Goal:
Reproduce the records exactly.

▼▼▼

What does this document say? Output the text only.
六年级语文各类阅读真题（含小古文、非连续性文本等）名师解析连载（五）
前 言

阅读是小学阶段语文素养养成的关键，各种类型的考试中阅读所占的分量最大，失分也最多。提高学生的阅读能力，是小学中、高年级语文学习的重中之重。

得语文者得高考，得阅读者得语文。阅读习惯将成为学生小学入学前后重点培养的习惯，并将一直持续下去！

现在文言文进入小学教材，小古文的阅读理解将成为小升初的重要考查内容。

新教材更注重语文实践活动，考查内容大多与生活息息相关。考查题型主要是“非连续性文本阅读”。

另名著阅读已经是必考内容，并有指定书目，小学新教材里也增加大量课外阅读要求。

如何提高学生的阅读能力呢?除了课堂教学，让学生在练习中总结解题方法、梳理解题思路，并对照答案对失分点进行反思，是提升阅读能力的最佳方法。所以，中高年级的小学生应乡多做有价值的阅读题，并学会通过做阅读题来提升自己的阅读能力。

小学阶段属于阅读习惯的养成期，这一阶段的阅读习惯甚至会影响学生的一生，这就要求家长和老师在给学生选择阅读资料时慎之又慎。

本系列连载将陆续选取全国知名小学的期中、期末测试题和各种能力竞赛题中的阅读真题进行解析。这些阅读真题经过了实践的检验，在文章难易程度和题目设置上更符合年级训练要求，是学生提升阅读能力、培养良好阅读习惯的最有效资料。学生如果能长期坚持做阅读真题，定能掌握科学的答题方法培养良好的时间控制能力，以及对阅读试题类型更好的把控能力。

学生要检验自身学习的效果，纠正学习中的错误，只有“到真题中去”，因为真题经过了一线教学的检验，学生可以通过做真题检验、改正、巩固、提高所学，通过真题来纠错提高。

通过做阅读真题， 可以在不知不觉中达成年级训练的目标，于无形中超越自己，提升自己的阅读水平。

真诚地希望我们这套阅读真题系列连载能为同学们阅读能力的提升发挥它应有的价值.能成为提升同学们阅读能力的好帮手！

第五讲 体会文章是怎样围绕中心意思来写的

▲▲▲

Solution to this task:
What does this document say? Output the text only.
六年级语文各类阅读真题（含小古文、非连续性文本等）名师解析连载（五）
前 言

阅读是小学阶段语文素养养成的关键，各种类型的考试中阅读所占的分量最大，失分也最多。提高学生的阅读能力，是小学中、高年级语文学习的重中之重。

得语文者得高考，得阅读者得语文。阅读习惯将成为学生小学入学前后重点培养的习惯，并将一直持续下去！

现在文言文进入小学教材，小古文的阅读理解将成为小升初的重要考查内容。

新教材更注重语文实践活动，考查内容大多与生活息息相关。考查题型主要是“非连续性文本阅读”。

另名著阅读已经是必考内容，并有指定书目，小学新教材里也增加大量课外阅读要求。

如何提高学生的阅读能力呢?除了课堂教学，让学生在练习中总结解题方法、梳理解题思路，并对照答案对失分点进行反思，是提升阅读能力的最佳方法。所以，中高年级的小学生应乡多做有价值的阅读题，并学会通过做阅读题来提升自己的阅读能力。

小学阶段属于阅读习惯的养成期，这一阶段的阅读习惯甚至会影响学生的一生，这就要求家长和老师在给学生选择阅读资料时慎之又慎。

本系列连载将陆续选取全国知名小学的期中、期末测试题和各种能力竞赛题中的阅读真题进行解析。这些阅读真题经过了实践的检验，在文章难易程度和题目设置上更符合年级训练要求，是学生提升阅读能力、培养良好阅读习惯的最有效资料。学生如果能长期坚持做阅读真题，定能掌握科学的答题方法培养良好的时间控制能力，以及对阅读试题类型更好的把控能力。

学生要检验自身学习的效果，纠正学习中的错误，只有“到真题中去”，因为真题经过了一线教学的检验，学生可以通过做真题检验、改正、巩固、提高所学，通过真题来纠错提高。

通过做阅读真题， 可以在不知不觉中达成年级训练的目标，于无形中超越自己，提升自己的阅读水平。

真诚地希望我们这套阅读真题系列连载能为同学们阅读能力的提升发挥它应有的价值.能成为提升同学们阅读能力的好帮手！

第五讲 体会文章是怎样围绕中心意思来写的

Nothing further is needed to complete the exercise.